## Start GIVEN DATA
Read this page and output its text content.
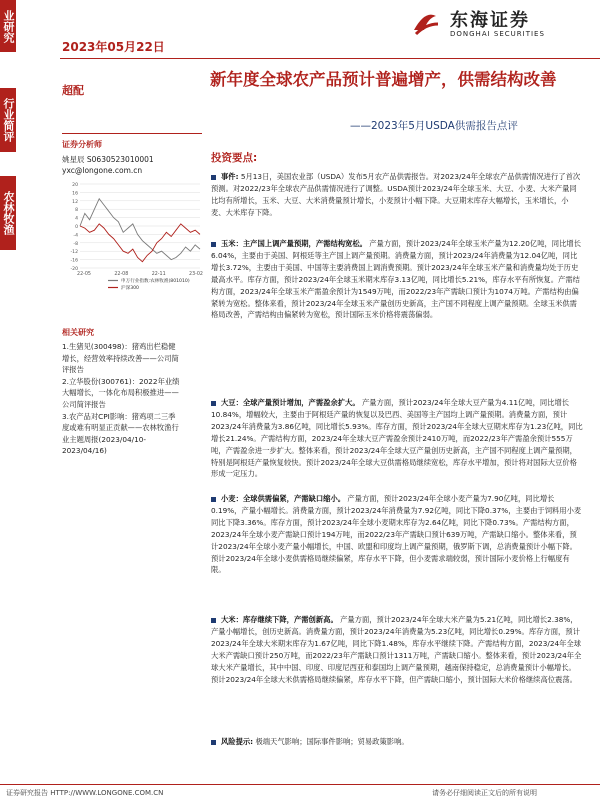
业研究
行业简评
农林牧渔
2023年05月22日
东海证券
DONGHAI SECURITIES
超配
新年度全球农产品预计普遍增产，供需结构改善
——2023年5月USDA供需报告点评
证券分析师
姚星辰 S0630523010001
yxc@longone.com.cn
-20
-16
-12
-8
-4
0
4
8
12
16
20
22-05	22-08	22-11	23-02
申万行业指数:农林牧渔(801010)
沪深300
相关研究
1.生猪见(300498)：猪鸡出栏稳健增长，经营效率持续改善——公司简评报告
2.立华股份(300761)：2022年业绩大幅增长，一体化布局积极推进——公司简评报告
3.农产品对CPI影响：猪鸡项二三季度或难有明显正贡献——农林牧渔行业主题周报(2023/04/10-2023/04/16)
投资要点:
事件: 5月13日，美国农业部（USDA）发布5月农产品供需报告。对2023/24年全球农产品供需情况进行了首次预测。对2022/23年全球农产品供需情况进行了调整。USDA预计2023/24年全球玉米、大豆、小麦、大米产量同比均有所增长，玉米、大豆、大米消费量预计增长，小麦预计小幅下降。大豆期末库存大幅增长，玉米增长，小麦、大米库存下降。
玉米：主产国上调产量预期，产需结构宽松。 产量方面，预计2023/24年全球玉米产量为12.20亿吨，同比增长6.04%，主要由于美国、阿根廷等主产国上调产量预期。消费量方面，预计2023/24年消费量为12.04亿吨，同比增长3.72%，主要由于美国、中国等主要消费国上调消费预期。预计2023/24年全球玉米产量和消费量均处于历史最高水平。库存方面，预计2023/24年全球玉米期末库存3.13亿吨，同比增长5.21%，库存水平有所恢复。产需结构方面，2023/24年全球玉米产需盈余预计为1549万吨，而2022/23年产需缺口预计为1074万吨。产需结构由偏紧转为宽松。整体来看，预计2023/24年全球玉米产量创历史新高，主产国不同程度上调产量预期。全球玉米供需格局改善，产需结构由偏紧转为宽松，预计国际玉米价格将震荡偏弱。
大豆：全球产量预计增加，产需盈余扩大。 产量方面，预计2023/24年全球大豆产量为4.11亿吨，同比增长10.84%，增幅较大，主要由于阿根廷产量的恢复以及巴西、美国等主产国均上调产量预期。消费量方面，预计2023/24年消费量为3.86亿吨，同比增长5.93%。库存方面，预计2023/24年全球大豆期末库存为1.23亿吨，同比增长21.24%。产需结构方面，2023/24年全球大豆产需盈余预计2410万吨，而2022/23年产需盈余预计555万吨，产需盈余进一步扩大。整体来看，预计2023/24年全球大豆产量创历史新高，主产国不同程度上调产量预期，特别是阿根廷产量恢复较快。预计2023/24年全球大豆供需格局继续宽松，库存水平增加，预计将对国际大豆价格形成一定压力。
小麦：全球供需偏紧，产需缺口缩小。 产量方面，预计2023/24年全球小麦产量为7.90亿吨，同比增长0.19%，产量小幅增长。消费量方面，预计2023/24年消费量为7.92亿吨，同比下降0.37%，主要由于饲料用小麦同比下降3.36%。库存方面，预计2023/24年全球小麦期末库存为2.64亿吨，同比下降0.73%。产需结构方面，2023/24年全球小麦产需缺口预计194万吨，而2022/23年产需缺口预计639万吨，产需缺口缩小。整体来看，预计2023/24年全球小麦产量小幅增长，中国、欧盟和印度均上调产量预期，俄罗斯下调，总消费量预计小幅下降。预计2023/24年全球小麦供需格局继续偏紧，库存水平下降，但小麦需求端较弱，预计国际小麦价格上行幅度有限。
大米：库存继续下降，产需创新高。 产量方面，预计2023/24年全球大米产量为5.21亿吨，同比增长2.38%，产量小幅增长，创历史新高。消费量方面，预计2023/24年消费量为5.23亿吨，同比增长0.29%。库存方面，预计2023/24年全球大米期末库存为1.67亿吨，同比下降1.48%，库存水平继续下降。产需结构方面，2023/24年全球大米产需缺口预计250万吨，而2022/23年产需缺口预计1311万吨，产需缺口缩小。整体来看，预计2023/24年全球大米产量增长，其中中国、印度、印度尼西亚和泰国均上调产量预期，越南保持稳定，总消费量预计小幅增长。预计2023/24年全球大米供需格局继续偏紧，库存水平下降，但产需缺口缩小，预计国际大米价格继续高位震荡。
风险提示: 极端天气影响；国际事件影响；贸易政策影响。
证券研究报告 HTTP://WWW.LONGONE.COM.CN	请务必仔细阅读正文后的所有说明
## End GIVEN DATA
### WRITTEN REQUEST
Filter the records above and return every line that holds the word "主产国不同程度上调产量预期".

### ANSWER TO THE EXERCISE
玉米：主产国上调产量预期，产需结构宽松。 产量方面，预计2023/24年全球玉米产量为12.20亿吨，同比增长6.04%，主要由于美国、阿根廷等主产国上调产量预期。消费量方面，预计2023/24年消费量为12.04亿吨，同比增长3.72%，主要由于美国、中国等主要消费国上调消费预期。预计2023/24年全球玉米产量和消费量均处于历史最高水平。库存方面，预计2023/24年全球玉米期末库存3.13亿吨，同比增长5.21%，库存水平有所恢复。产需结构方面，2023/24年全球玉米产需盈余预计为1549万吨，而2022/23年产需缺口预计为1074万吨。产需结构由偏紧转为宽松。整体来看，预计2023/24年全球玉米产量创历史新高，主产国不同程度上调产量预期。全球玉米供需格局改善，产需结构由偏紧转为宽松，预计国际玉米价格将震荡偏弱。
大豆：全球产量预计增加，产需盈余扩大。 产量方面，预计2023/24年全球大豆产量为4.11亿吨，同比增长10.84%，增幅较大，主要由于阿根廷产量的恢复以及巴西、美国等主产国均上调产量预期。消费量方面，预计2023/24年消费量为3.86亿吨，同比增长5.93%。库存方面，预计2023/24年全球大豆期末库存为1.23亿吨，同比增长21.24%。产需结构方面，2023/24年全球大豆产需盈余预计2410万吨，而2022/23年产需盈余预计555万吨，产需盈余进一步扩大。整体来看，预计2023/24年全球大豆产量创历史新高，主产国不同程度上调产量预期，特别是阿根廷产量恢复较快。预计2023/24年全球大豆供需格局继续宽松，库存水平增加，预计将对国际大豆价格形成一定压力。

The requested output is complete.